■ PROBLEM TO SOLVE ■
Extract the text of every entry below exactly; leave images out.

※

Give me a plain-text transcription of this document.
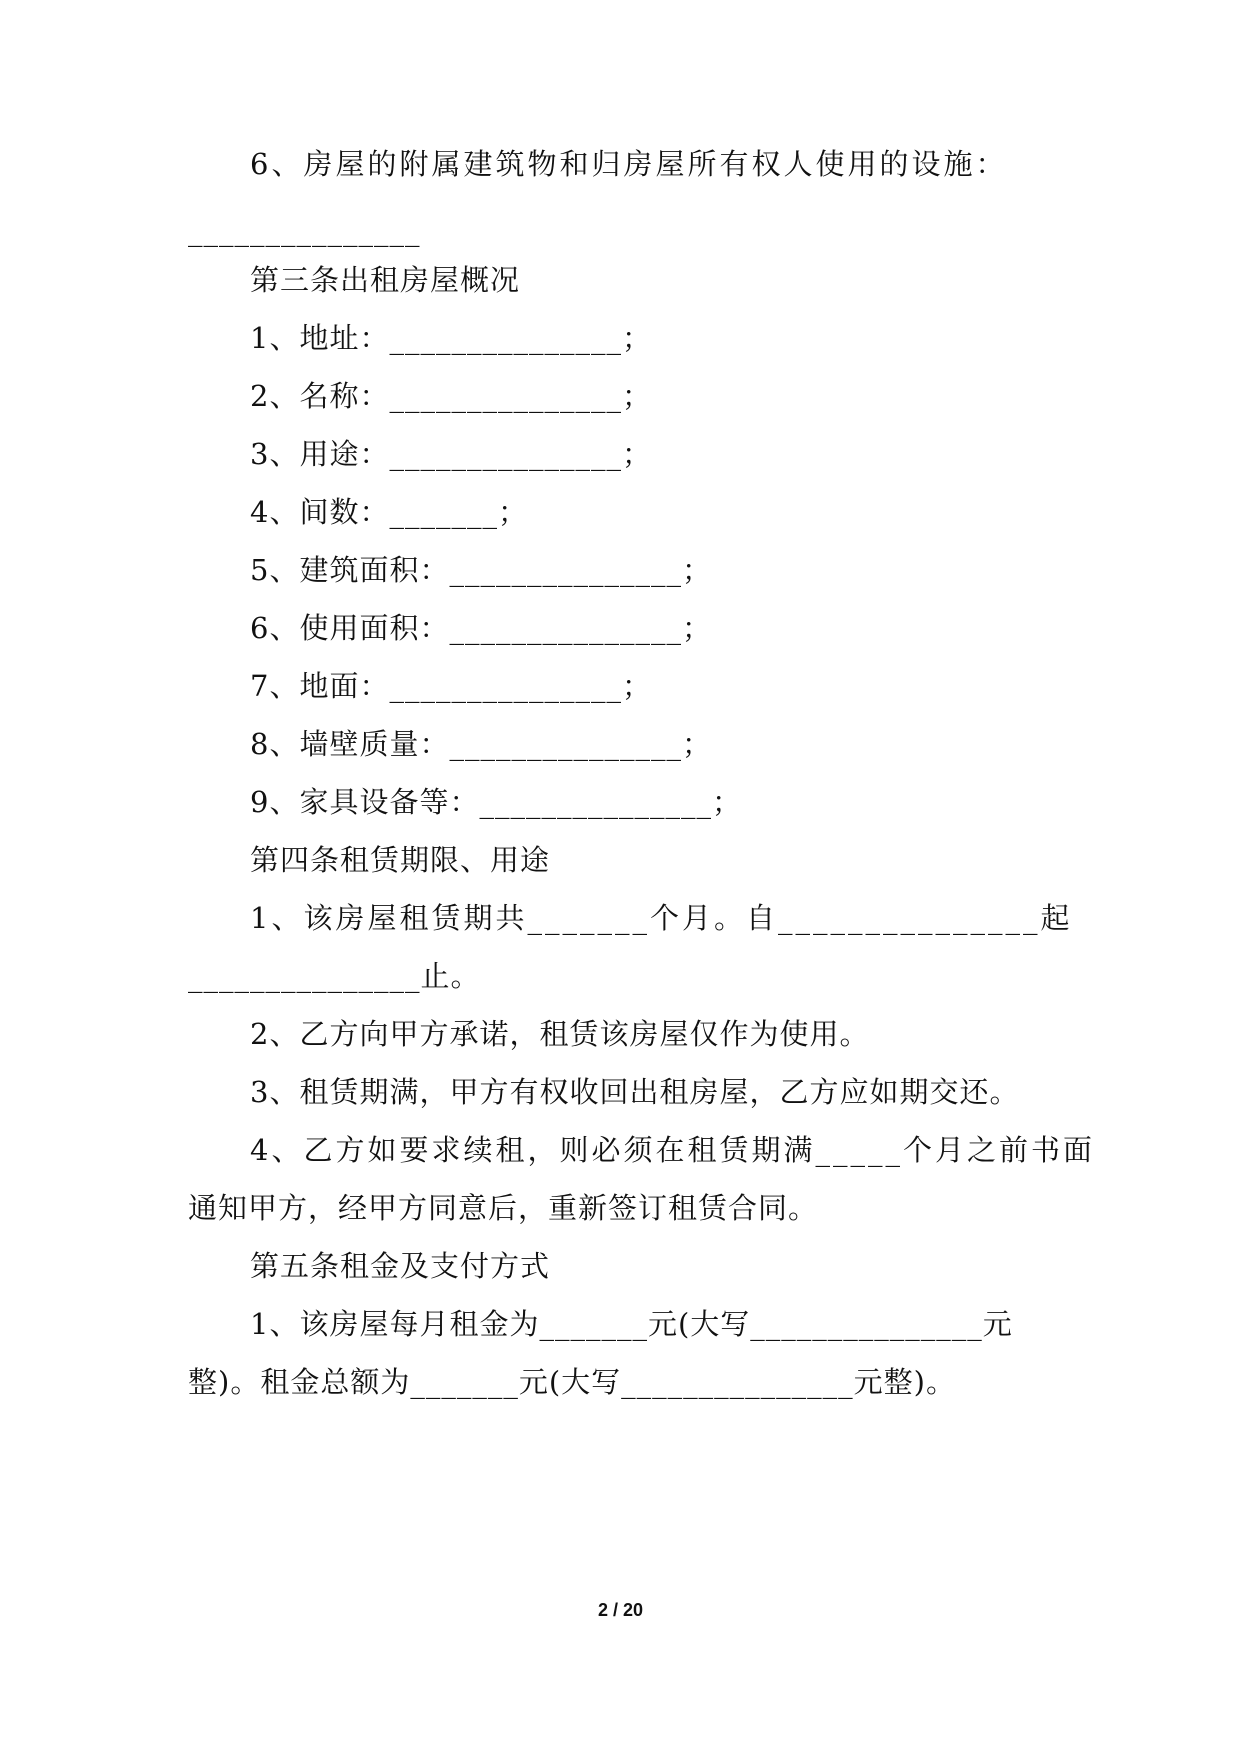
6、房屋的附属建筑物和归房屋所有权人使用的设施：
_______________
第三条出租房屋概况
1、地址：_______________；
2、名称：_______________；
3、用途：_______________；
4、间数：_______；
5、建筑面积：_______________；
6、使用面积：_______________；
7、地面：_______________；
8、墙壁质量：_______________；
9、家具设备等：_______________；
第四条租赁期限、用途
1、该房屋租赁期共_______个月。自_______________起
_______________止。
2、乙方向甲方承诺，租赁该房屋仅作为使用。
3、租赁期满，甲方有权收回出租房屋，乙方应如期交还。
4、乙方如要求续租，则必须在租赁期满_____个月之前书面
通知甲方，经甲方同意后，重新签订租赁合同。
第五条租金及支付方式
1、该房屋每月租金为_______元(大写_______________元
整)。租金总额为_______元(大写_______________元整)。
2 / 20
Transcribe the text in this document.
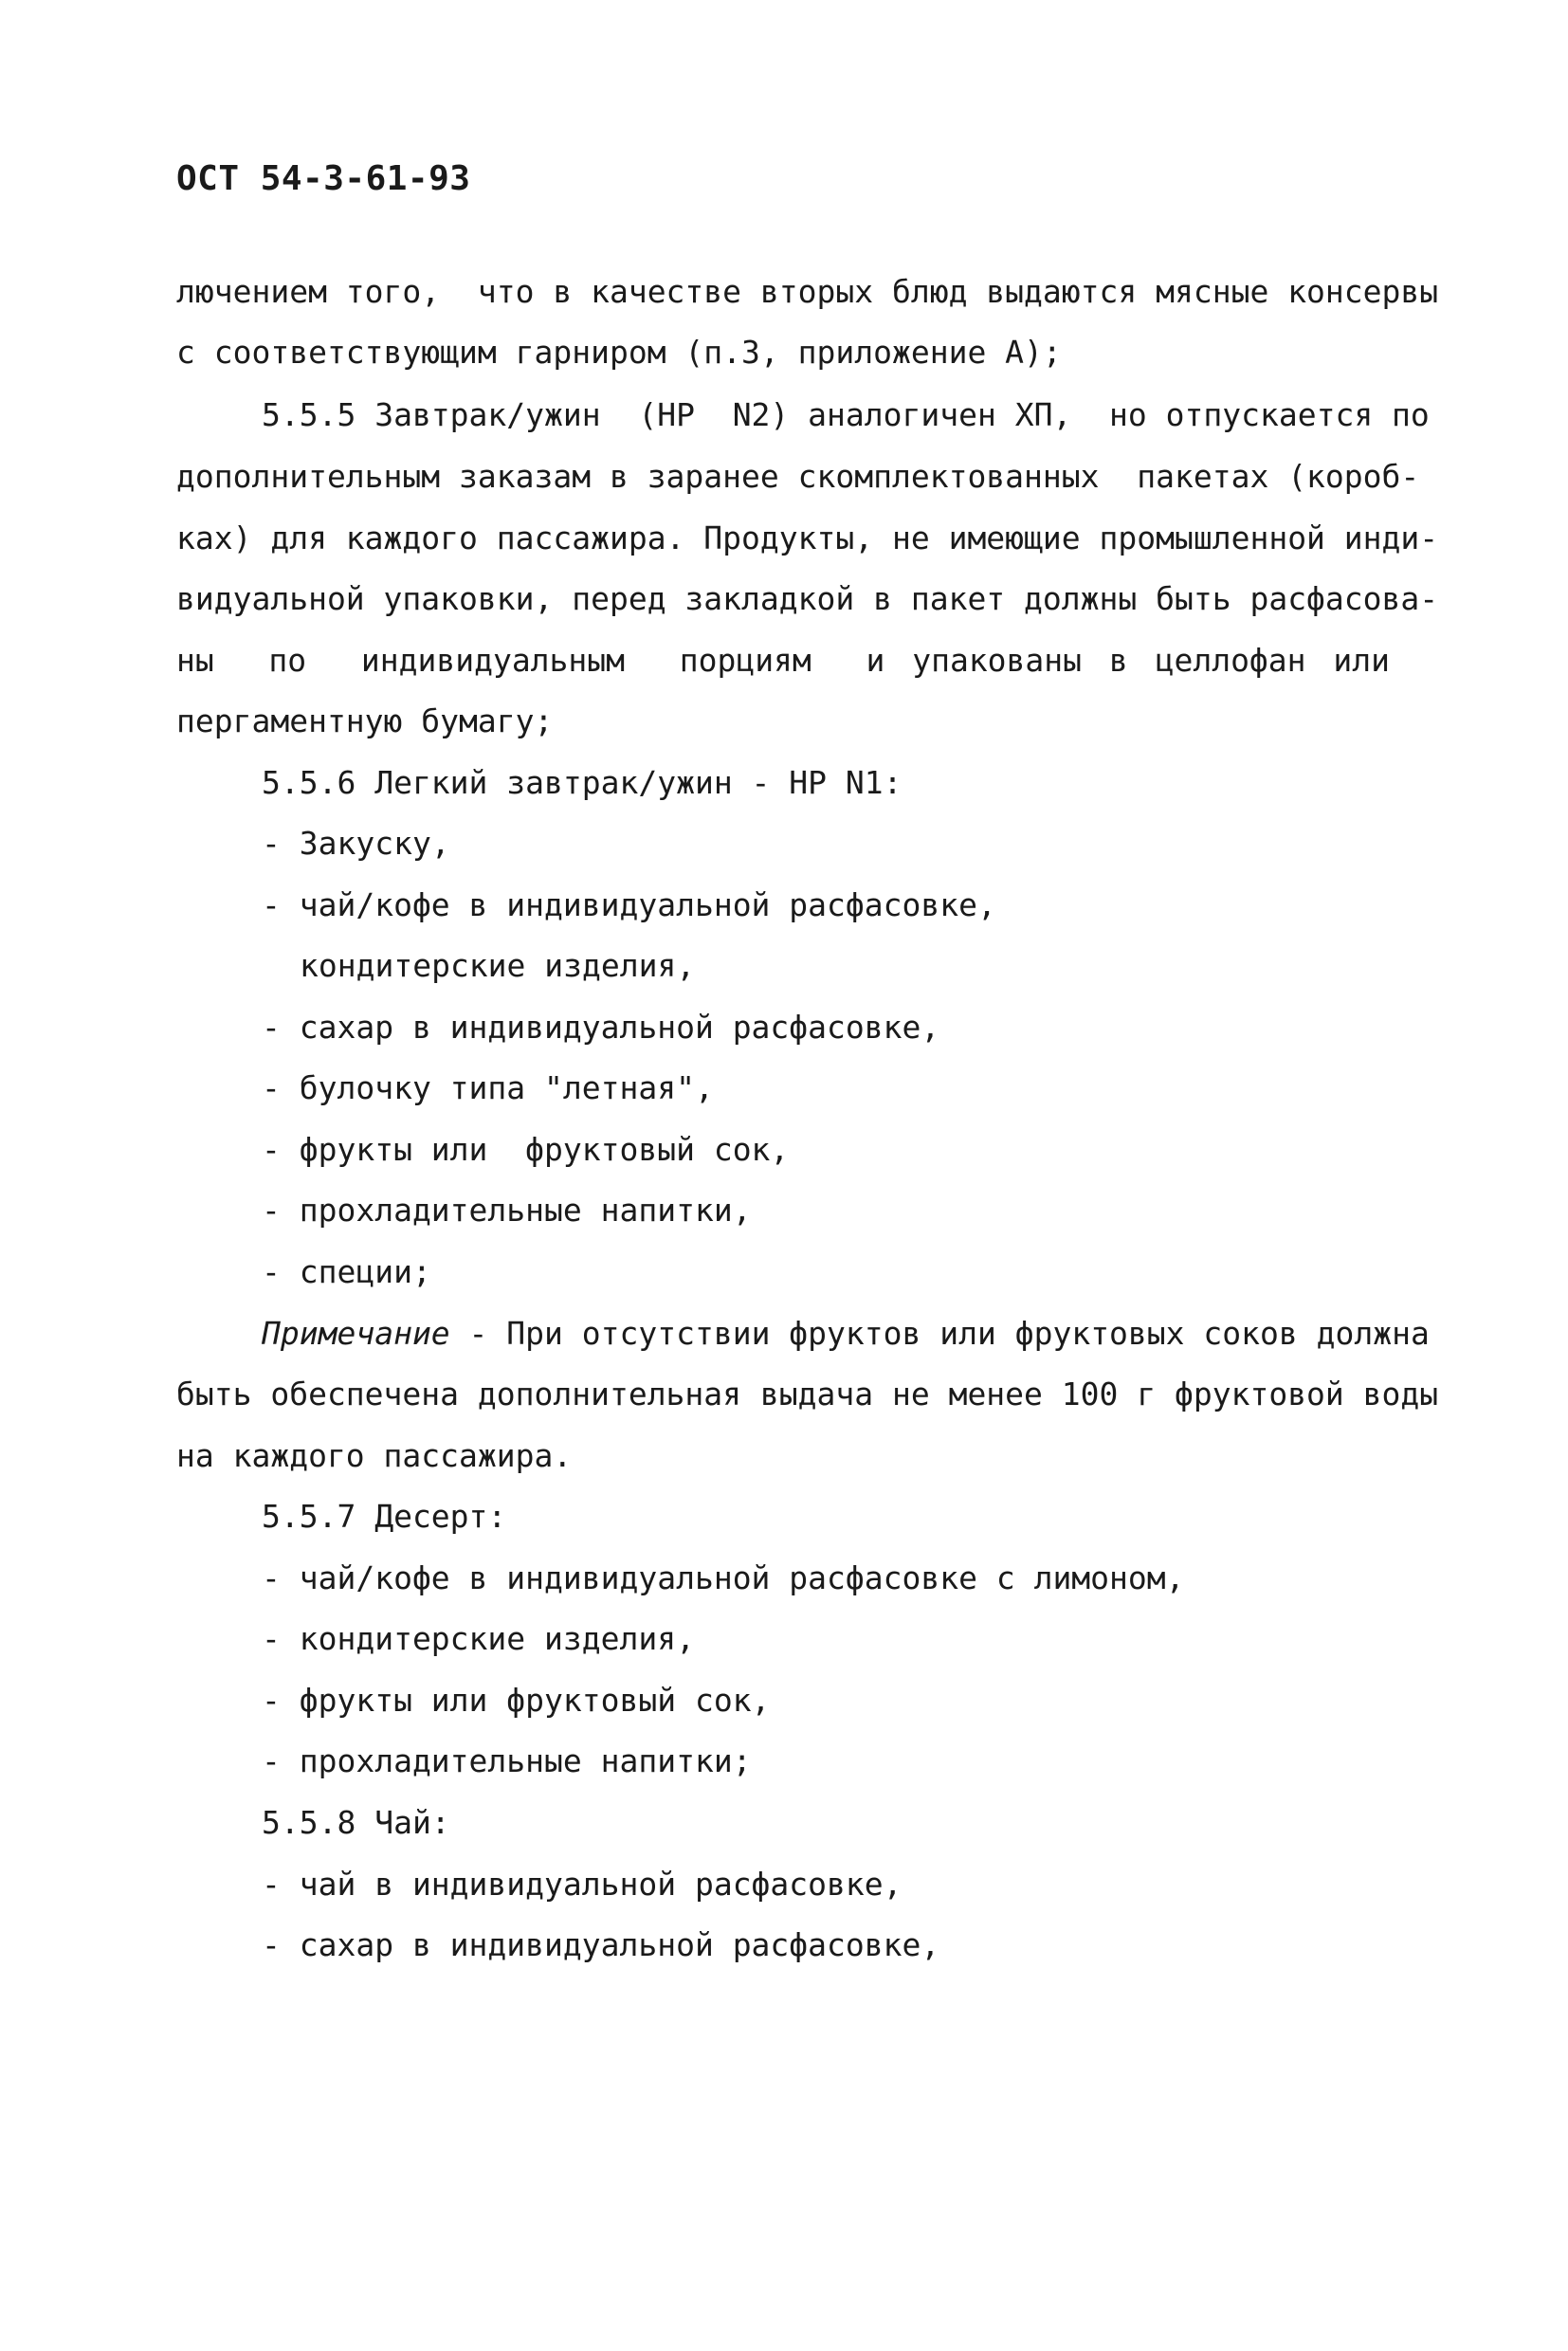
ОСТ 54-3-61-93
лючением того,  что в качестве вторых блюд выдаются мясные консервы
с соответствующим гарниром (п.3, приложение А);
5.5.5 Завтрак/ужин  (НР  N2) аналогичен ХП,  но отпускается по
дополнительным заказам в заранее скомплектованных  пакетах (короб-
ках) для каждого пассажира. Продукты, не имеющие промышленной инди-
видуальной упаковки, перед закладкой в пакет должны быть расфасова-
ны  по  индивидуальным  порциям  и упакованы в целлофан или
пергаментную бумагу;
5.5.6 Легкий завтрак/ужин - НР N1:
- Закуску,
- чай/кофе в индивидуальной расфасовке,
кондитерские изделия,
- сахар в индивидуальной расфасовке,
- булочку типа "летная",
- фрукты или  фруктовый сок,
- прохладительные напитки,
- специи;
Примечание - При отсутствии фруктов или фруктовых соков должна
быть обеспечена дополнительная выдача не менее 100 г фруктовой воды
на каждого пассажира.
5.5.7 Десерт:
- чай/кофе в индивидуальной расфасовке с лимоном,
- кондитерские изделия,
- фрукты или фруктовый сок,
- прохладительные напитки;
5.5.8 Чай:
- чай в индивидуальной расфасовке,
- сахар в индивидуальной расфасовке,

※

■ CORRECT OUTPUT ■
Give me a plain-text transcription of this document.
6、房屋的附属建筑物和归房屋所有权人使用的设施：
_______________
第三条出租房屋概况
1、地址：_______________；
2、名称：_______________；
3、用途：_______________；
4、间数：_______；
5、建筑面积：_______________；
6、使用面积：_______________；
7、地面：_______________；
8、墙壁质量：_______________；
9、家具设备等：_______________；
第四条租赁期限、用途
1、该房屋租赁期共_______个月。自_______________起
_______________止。
2、乙方向甲方承诺，租赁该房屋仅作为使用。
3、租赁期满，甲方有权收回出租房屋，乙方应如期交还。
4、乙方如要求续租，则必须在租赁期满_____个月之前书面
通知甲方，经甲方同意后，重新签订租赁合同。
第五条租金及支付方式
1、该房屋每月租金为_______元(大写_______________元
整)。租金总额为_______元(大写_______________元整)。
2 / 20
Transcribe the text in this document.
ОСТ 54-3-61-93
лючением того,  что в качестве вторых блюд выдаются мясные консервы
с соответствующим гарниром (п.3, приложение А);
5.5.5 Завтрак/ужин  (НР  N2) аналогичен ХП,  но отпускается по
дополнительным заказам в заранее скомплектованных  пакетах (короб-
ках) для каждого пассажира. Продукты, не имеющие промышленной инди-
видуальной упаковки, перед закладкой в пакет должны быть расфасова-
ны  по  индивидуальным  порциям  и упакованы в целлофан или
пергаментную бумагу;
5.5.6 Легкий завтрак/ужин - НР N1:
- Закуску,
- чай/кофе в индивидуальной расфасовке,
кондитерские изделия,
- сахар в индивидуальной расфасовке,
- булочку типа "летная",
- фрукты или  фруктовый сок,
- прохладительные напитки,
- специи;
Примечание - При отсутствии фруктов или фруктовых соков должна
быть обеспечена дополнительная выдача не менее 100 г фруктовой воды
на каждого пассажира.
5.5.7 Десерт:
- чай/кофе в индивидуальной расфасовке с лимоном,
- кондитерские изделия,
- фрукты или фруктовый сок,
- прохладительные напитки;
5.5.8 Чай:
- чай в индивидуальной расфасовке,
- сахар в индивидуальной расфасовке,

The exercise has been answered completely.